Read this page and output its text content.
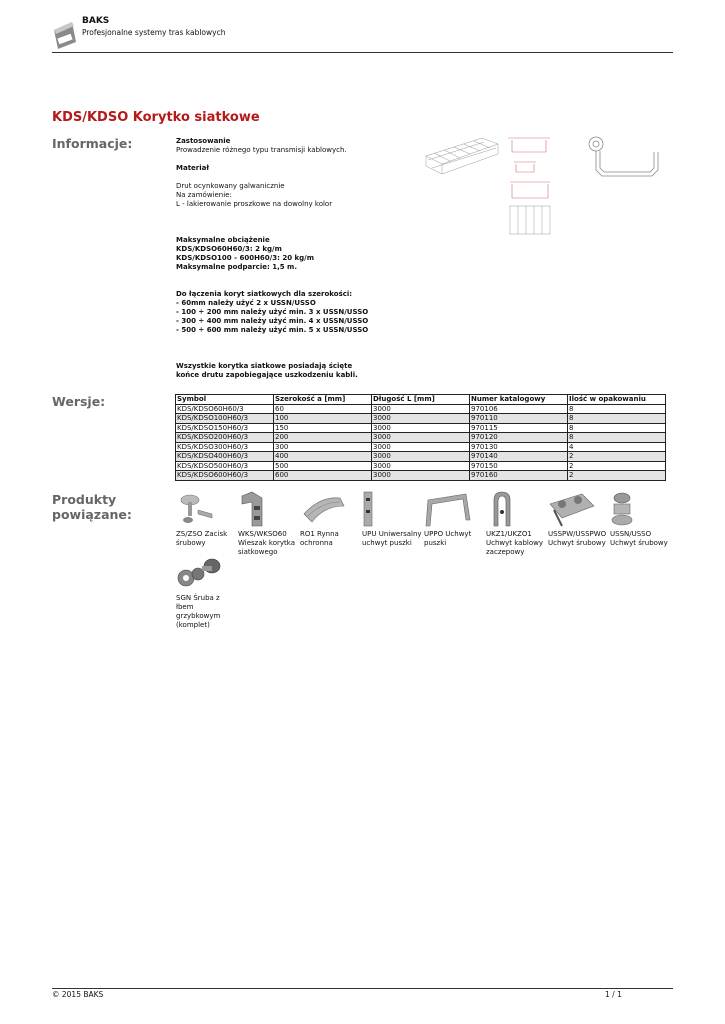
BAKS
Profesjonalne systemy tras kablowych
KDS/KDSO Korytko siatkowe
Informacje:
Wersje:
Produkty
powiązane:
Zastosowanie
Prowadzenie różnego typu transmisji kablowych.
Materiał
Drut ocynkowany galwanicznie
Na zamówienie:
L - lakierowanie proszkowe na dowolny kolor
Maksymalne obciążenie
KDS/KDSO60H60/3: 2 kg/m
KDS/KDSO100 - 600H60/3: 20 kg/m
Maksymalne podparcie: 1,5 m.
Do łączenia koryt siatkowych dla szerokości:
- 60mm należy użyć 2 x USSN/USSO
- 100 ÷ 200 mm należy użyć min. 3 x USSN/USSO
- 300 ÷ 400 mm należy użyć min. 4 x USSN/USSO
- 500 ÷ 600 mm należy użyć min. 5 x USSN/USSO
Wszystkie korytka siatkowe posiadają ścięte
końce drutu zapobiegające uszkodzeniu kabli.
Symbol	Szerokość a [mm]	Długość L [mm]	Numer katalogowy	Ilość w opakowaniu
KDS/KDSO60H60/3	60	3000	970106	8
KDS/KDSO100H60/3	100	3000	970110	8
KDS/KDSO150H60/3	150	3000	970115	8
KDS/KDSO200H60/3	200	3000	970120	8
KDS/KDSO300H60/3	300	3000	970130	4
KDS/KDSO400H60/3	400	3000	970140	2
KDS/KDSO500H60/3	500	3000	970150	2
KDS/KDSO600H60/3	600	3000	970160	2
ZS/ZSO Zacisk śrubowy
WKS/WKSO60 Wieszak korytka siatkowego
RO1 Rynna ochronna
UPU Uniwersalny uchwyt puszki
UPPO Uchwyt puszki
UKZ1/UKZO1 Uchwyt kablowy zaczepowy
USSPW/USSPWO Uchwyt śrubowy
USSN/USSO Uchwyt śrubowy
SGN Śruba z łbem grzybkowym (komplet)
© 2015 BAKS	1 / 1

....................

EXERCISE GOAL: Filter the data for the string "Maksymalne" and copy every line that has it.

OUTPUT FOR THIS TASK:
Maksymalne obciążenie
Maksymalne podparcie: 1,5 m.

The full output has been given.